- _Material for this task_:
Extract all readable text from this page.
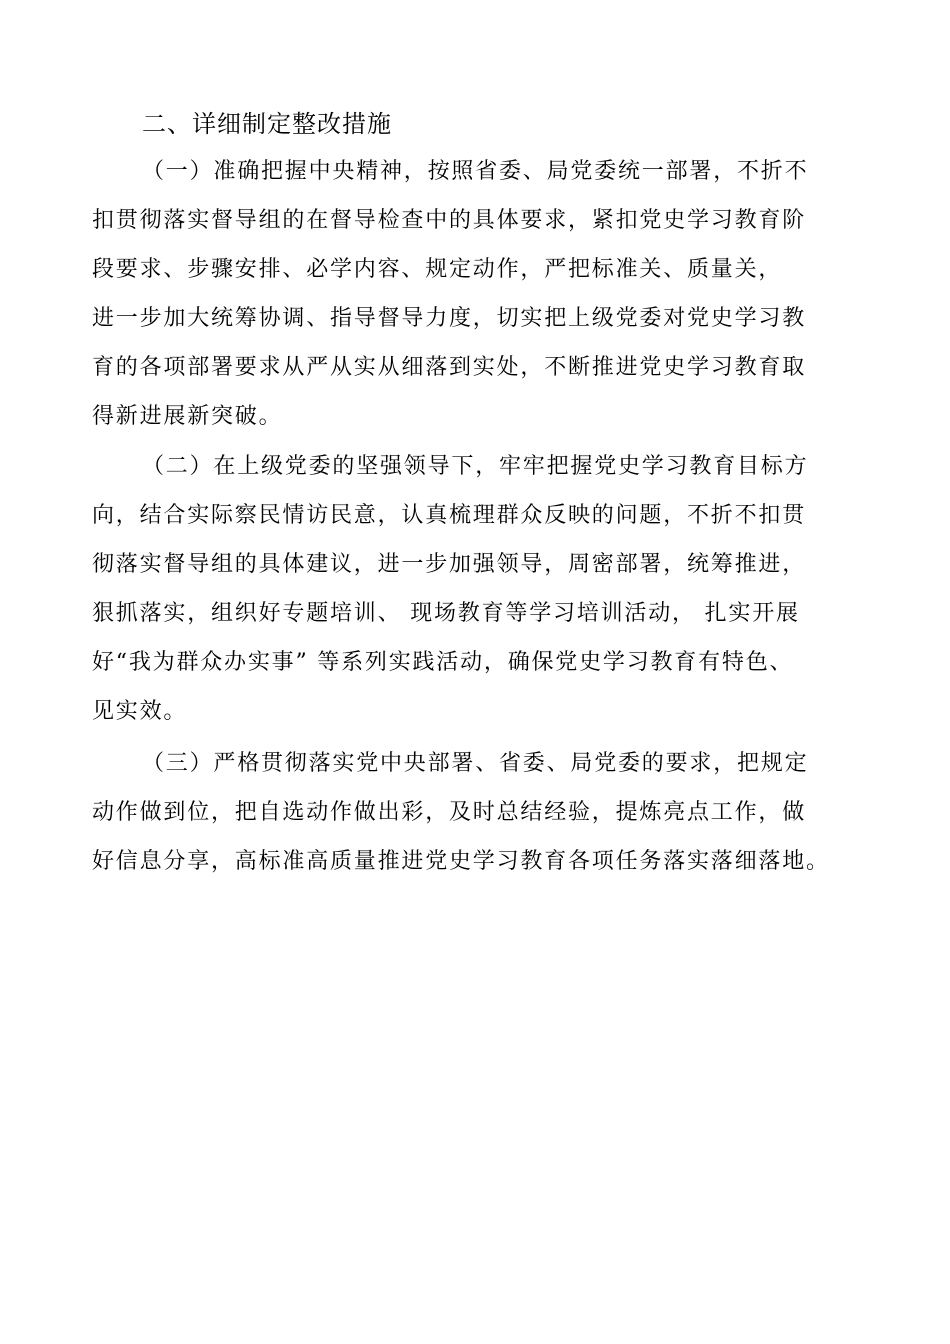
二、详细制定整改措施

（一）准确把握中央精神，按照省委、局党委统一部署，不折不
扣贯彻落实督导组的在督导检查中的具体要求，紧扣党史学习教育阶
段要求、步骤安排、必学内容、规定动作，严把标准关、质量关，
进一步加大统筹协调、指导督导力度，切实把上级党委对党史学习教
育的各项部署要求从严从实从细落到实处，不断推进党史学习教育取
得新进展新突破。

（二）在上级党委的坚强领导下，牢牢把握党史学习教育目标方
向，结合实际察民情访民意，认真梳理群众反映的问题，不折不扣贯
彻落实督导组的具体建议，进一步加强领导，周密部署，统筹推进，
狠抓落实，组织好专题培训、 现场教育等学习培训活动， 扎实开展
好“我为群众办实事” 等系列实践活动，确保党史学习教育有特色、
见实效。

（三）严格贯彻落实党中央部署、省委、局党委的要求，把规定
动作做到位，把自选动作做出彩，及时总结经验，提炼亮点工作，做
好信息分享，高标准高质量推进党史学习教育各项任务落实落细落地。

- _What is required_:
Print out the lines exactly, skipping any picture.

- _Answer to the problem_:
Extract all readable text from this page.
二、详细制定整改措施

（一）准确把握中央精神，按照省委、局党委统一部署，不折不
扣贯彻落实督导组的在督导检查中的具体要求，紧扣党史学习教育阶
段要求、步骤安排、必学内容、规定动作，严把标准关、质量关，
进一步加大统筹协调、指导督导力度，切实把上级党委对党史学习教
育的各项部署要求从严从实从细落到实处，不断推进党史学习教育取
得新进展新突破。

（二）在上级党委的坚强领导下，牢牢把握党史学习教育目标方
向，结合实际察民情访民意，认真梳理群众反映的问题，不折不扣贯
彻落实督导组的具体建议，进一步加强领导，周密部署，统筹推进，
狠抓落实，组织好专题培训、 现场教育等学习培训活动， 扎实开展
好“我为群众办实事” 等系列实践活动，确保党史学习教育有特色、
见实效。

（三）严格贯彻落实党中央部署、省委、局党委的要求，把规定
动作做到位，把自选动作做出彩，及时总结经验，提炼亮点工作，做
好信息分享，高标准高质量推进党史学习教育各项任务落实落细落地。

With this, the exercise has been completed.